* _YOUR OBJECTIVE_:
Copy each line exactly.

========================================================================

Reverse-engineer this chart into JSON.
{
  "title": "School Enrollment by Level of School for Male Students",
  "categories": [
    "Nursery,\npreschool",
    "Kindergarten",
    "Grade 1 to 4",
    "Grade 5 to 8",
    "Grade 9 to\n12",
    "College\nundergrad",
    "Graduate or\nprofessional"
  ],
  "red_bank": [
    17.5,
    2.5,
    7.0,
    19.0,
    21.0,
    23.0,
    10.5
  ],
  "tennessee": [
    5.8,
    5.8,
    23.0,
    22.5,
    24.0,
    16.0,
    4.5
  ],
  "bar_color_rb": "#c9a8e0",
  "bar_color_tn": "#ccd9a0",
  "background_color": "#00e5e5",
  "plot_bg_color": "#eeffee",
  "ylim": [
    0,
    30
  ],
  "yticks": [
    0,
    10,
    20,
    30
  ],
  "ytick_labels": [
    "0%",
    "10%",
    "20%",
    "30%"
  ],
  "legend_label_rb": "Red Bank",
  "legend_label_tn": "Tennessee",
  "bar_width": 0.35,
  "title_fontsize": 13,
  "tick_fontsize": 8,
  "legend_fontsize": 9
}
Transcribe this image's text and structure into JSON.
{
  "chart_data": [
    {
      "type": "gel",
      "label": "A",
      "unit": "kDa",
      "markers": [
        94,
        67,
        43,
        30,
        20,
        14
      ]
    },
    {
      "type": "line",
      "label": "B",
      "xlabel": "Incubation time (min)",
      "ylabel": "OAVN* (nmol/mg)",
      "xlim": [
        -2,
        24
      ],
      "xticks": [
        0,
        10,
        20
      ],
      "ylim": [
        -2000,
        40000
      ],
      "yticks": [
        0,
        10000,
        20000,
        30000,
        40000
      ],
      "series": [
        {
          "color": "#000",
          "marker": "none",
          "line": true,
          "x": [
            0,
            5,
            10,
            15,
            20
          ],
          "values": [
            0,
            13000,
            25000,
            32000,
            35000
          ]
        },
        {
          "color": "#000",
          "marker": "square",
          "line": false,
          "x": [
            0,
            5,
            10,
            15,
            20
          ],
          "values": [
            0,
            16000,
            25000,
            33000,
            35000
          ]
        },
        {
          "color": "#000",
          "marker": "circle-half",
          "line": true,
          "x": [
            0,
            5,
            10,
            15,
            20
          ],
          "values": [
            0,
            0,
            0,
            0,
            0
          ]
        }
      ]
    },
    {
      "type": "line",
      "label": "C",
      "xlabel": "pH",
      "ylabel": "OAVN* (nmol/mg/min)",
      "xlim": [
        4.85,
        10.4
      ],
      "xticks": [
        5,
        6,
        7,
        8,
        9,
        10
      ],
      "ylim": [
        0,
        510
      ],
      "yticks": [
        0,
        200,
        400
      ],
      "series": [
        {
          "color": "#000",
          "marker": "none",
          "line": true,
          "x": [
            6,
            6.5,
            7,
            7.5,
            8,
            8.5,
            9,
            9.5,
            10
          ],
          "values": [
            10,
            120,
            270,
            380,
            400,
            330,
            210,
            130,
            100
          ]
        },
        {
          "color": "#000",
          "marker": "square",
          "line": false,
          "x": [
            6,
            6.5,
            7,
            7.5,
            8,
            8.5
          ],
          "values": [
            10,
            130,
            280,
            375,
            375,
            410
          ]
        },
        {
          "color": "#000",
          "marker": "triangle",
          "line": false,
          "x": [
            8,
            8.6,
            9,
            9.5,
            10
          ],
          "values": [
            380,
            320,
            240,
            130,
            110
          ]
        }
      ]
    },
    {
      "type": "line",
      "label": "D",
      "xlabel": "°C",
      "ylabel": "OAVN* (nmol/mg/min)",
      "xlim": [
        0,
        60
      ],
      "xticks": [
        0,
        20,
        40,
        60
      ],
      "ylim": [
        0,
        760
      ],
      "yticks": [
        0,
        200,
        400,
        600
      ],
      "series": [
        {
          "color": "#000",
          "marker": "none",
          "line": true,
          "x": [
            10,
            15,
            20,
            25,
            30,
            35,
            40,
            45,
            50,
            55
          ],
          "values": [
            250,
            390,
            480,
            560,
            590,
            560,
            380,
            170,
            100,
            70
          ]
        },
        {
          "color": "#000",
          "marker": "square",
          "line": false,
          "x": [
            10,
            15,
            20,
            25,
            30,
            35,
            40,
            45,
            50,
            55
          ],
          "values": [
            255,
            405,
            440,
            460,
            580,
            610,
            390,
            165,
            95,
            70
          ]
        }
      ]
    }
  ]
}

========================================================================

* _RESPONSE TO THIS TASK_:
Reverse-engineer this chart into JSON.
{
  "title": "School Enrollment by Level of School for Male Students",
  "categories": [
    "Nursery,\npreschool",
    "Kindergarten",
    "Grade 1 to 4",
    "Grade 5 to 8",
    "Grade 9 to\n12",
    "College\nundergrad",
    "Graduate or\nprofessional"
  ],
  "red_bank": [
    17.5,
    2.5,
    7.0,
    19.0,
    21.0,
    23.0,
    10.5
  ],
  "tennessee": [
    5.8,
    5.8,
    23.0,
    22.5,
    24.0,
    16.0,
    4.5
  ],
  "bar_color_rb": "#c9a8e0",
  "bar_color_tn": "#ccd9a0",
  "background_color": "#00e5e5",
  "plot_bg_color": "#eeffee",
  "ylim": [
    0,
    30
  ],
  "yticks": [
    0,
    10,
    20,
    30
  ],
  "ytick_labels": [
    "0%",
    "10%",
    "20%",
    "30%"
  ],
  "legend_label_rb": "Red Bank",
  "legend_label_tn": "Tennessee",
  "bar_width": 0.35,
  "title_fontsize": 13,
  "tick_fontsize": 8,
  "legend_fontsize": 9
}
Transcribe this image's text and structure into JSON.
{
  "chart_data": [
    {
      "type": "gel",
      "label": "A",
      "unit": "kDa",
      "markers": [
        94,
        67,
        43,
        30,
        20,
        14
      ]
    },
    {
      "type": "line",
      "label": "B",
      "xlabel": "Incubation time (min)",
      "ylabel": "OAVN* (nmol/mg)",
      "xlim": [
        -2,
        24
      ],
      "xticks": [
        0,
        10,
        20
      ],
      "ylim": [
        -2000,
        40000
      ],
      "yticks": [
        0,
        10000,
        20000,
        30000,
        40000
      ],
      "series": [
        {
          "color": "#000",
          "marker": "none",
          "line": true,
          "x": [
            0,
            5,
            10,
            15,
            20
          ],
          "values": [
            0,
            13000,
            25000,
            32000,
            35000
          ]
        },
        {
          "color": "#000",
          "marker": "square",
          "line": false,
          "x": [
            0,
            5,
            10,
            15,
            20
          ],
          "values": [
            0,
            16000,
            25000,
            33000,
            35000
          ]
        },
        {
          "color": "#000",
          "marker": "circle-half",
          "line": true,
          "x": [
            0,
            5,
            10,
            15,
            20
          ],
          "values": [
            0,
            0,
            0,
            0,
            0
          ]
        }
      ]
    },
    {
      "type": "line",
      "label": "C",
      "xlabel": "pH",
      "ylabel": "OAVN* (nmol/mg/min)",
      "xlim": [
        4.85,
        10.4
      ],
      "xticks": [
        5,
        6,
        7,
        8,
        9,
        10
      ],
      "ylim": [
        0,
        510
      ],
      "yticks": [
        0,
        200,
        400
      ],
      "series": [
        {
          "color": "#000",
          "marker": "none",
          "line": true,
          "x": [
            6,
            6.5,
            7,
            7.5,
            8,
            8.5,
            9,
            9.5,
            10
          ],
          "values": [
            10,
            120,
            270,
            380,
            400,
            330,
            210,
            130,
            100
          ]
        },
        {
          "color": "#000",
          "marker": "square",
          "line": false,
          "x": [
            6,
            6.5,
            7,
            7.5,
            8,
            8.5
          ],
          "values": [
            10,
            130,
            280,
            375,
            375,
            410
          ]
        },
        {
          "color": "#000",
          "marker": "triangle",
          "line": false,
          "x": [
            8,
            8.6,
            9,
            9.5,
            10
          ],
          "values": [
            380,
            320,
            240,
            130,
            110
          ]
        }
      ]
    },
    {
      "type": "line",
      "label": "D",
      "xlabel": "°C",
      "ylabel": "OAVN* (nmol/mg/min)",
      "xlim": [
        0,
        60
      ],
      "xticks": [
        0,
        20,
        40,
        60
      ],
      "ylim": [
        0,
        760
      ],
      "yticks": [
        0,
        200,
        400,
        600
      ],
      "series": [
        {
          "color": "#000",
          "marker": "none",
          "line": true,
          "x": [
            10,
            15,
            20,
            25,
            30,
            35,
            40,
            45,
            50,
            55
          ],
          "values": [
            250,
            390,
            480,
            560,
            590,
            560,
            380,
            170,
            100,
            70
          ]
        },
        {
          "color": "#000",
          "marker": "square",
          "line": false,
          "x": [
            10,
            15,
            20,
            25,
            30,
            35,
            40,
            45,
            50,
            55
          ],
          "values": [
            255,
            405,
            440,
            460,
            580,
            610,
            390,
            165,
            95,
            70
          ]
        }
      ]
    }
  ]
}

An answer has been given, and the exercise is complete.